▸ EXERCISE TASK
In the material below, count the lines with the word "Объездная" and state that number only.

▸ GIVEN RECORDS
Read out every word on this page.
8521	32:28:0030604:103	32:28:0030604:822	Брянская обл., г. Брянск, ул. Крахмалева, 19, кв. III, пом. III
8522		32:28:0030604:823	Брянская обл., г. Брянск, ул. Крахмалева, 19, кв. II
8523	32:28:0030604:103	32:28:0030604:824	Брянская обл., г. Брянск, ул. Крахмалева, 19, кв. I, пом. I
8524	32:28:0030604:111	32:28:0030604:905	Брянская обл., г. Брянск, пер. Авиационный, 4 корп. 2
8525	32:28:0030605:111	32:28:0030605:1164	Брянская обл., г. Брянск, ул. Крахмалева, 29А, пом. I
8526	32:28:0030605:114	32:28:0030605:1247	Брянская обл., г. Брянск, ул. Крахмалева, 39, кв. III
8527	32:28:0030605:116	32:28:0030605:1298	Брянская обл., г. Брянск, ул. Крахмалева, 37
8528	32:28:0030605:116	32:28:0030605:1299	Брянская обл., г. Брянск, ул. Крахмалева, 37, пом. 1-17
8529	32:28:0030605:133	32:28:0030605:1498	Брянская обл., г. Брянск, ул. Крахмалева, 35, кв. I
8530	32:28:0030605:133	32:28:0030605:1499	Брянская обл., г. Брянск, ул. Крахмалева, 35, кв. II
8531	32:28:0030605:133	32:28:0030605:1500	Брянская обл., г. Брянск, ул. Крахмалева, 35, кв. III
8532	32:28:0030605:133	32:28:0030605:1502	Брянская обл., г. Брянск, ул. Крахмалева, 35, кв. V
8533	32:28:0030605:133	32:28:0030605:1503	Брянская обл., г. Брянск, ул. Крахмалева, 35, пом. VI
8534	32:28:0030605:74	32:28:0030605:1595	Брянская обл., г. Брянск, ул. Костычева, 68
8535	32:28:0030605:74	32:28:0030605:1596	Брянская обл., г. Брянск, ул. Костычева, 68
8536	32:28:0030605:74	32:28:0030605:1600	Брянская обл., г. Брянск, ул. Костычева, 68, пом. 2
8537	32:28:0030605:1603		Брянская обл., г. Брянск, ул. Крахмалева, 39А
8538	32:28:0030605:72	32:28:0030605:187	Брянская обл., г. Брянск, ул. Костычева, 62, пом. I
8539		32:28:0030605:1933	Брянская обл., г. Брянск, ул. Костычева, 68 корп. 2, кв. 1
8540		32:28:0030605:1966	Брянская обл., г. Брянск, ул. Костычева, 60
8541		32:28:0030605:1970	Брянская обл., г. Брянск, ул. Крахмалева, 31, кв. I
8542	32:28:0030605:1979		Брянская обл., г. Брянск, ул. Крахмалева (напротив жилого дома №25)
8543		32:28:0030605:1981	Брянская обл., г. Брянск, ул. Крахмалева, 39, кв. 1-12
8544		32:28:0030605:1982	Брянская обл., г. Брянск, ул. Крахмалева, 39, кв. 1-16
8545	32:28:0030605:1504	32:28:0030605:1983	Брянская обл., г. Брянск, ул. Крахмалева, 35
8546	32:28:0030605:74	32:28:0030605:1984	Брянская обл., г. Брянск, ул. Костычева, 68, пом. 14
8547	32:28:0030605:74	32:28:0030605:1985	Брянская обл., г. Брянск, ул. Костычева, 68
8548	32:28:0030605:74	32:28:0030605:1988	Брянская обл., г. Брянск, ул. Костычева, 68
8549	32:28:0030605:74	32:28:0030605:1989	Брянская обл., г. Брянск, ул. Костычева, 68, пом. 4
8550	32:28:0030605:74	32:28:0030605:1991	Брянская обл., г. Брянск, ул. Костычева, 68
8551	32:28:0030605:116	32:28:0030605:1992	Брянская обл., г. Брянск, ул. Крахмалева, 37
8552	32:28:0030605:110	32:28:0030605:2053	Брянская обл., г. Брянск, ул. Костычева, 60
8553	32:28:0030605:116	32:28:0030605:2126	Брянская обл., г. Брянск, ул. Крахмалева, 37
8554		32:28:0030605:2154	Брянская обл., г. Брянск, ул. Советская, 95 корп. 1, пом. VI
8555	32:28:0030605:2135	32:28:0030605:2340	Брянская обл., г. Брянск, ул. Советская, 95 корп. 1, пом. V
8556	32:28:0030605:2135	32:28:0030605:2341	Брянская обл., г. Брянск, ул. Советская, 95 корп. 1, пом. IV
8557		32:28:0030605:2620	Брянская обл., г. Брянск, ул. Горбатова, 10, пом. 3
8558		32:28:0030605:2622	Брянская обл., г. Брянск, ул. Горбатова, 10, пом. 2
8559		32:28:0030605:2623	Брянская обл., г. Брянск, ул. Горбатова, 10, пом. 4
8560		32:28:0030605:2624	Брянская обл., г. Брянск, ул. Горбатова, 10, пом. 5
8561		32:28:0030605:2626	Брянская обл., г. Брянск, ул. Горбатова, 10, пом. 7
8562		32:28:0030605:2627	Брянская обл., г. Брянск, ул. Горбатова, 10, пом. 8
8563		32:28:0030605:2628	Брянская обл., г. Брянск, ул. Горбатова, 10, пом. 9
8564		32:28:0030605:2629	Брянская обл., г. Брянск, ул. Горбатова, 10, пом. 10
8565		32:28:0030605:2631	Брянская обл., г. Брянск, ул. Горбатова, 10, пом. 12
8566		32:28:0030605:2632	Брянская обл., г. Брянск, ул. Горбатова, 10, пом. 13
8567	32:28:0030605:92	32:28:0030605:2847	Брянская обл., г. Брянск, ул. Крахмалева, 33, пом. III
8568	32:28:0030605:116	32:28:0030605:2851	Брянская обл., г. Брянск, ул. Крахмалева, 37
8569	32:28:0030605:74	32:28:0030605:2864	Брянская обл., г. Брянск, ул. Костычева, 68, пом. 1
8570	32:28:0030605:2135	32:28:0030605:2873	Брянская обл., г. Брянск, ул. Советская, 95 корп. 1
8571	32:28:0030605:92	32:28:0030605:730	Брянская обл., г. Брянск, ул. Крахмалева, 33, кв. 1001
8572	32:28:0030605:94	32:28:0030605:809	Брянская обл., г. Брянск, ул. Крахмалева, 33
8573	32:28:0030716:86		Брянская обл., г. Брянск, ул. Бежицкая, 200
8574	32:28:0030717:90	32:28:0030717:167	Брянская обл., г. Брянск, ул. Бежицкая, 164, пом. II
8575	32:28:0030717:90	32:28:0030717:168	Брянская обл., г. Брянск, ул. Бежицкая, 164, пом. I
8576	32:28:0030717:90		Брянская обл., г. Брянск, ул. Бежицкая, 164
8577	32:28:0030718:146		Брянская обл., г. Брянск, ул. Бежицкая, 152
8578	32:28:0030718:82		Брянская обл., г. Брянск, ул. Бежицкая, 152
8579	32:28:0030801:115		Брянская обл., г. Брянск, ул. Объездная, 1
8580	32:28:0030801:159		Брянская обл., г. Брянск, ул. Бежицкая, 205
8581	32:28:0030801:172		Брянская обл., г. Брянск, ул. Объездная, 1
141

▸ WRITTEN ANSWER
2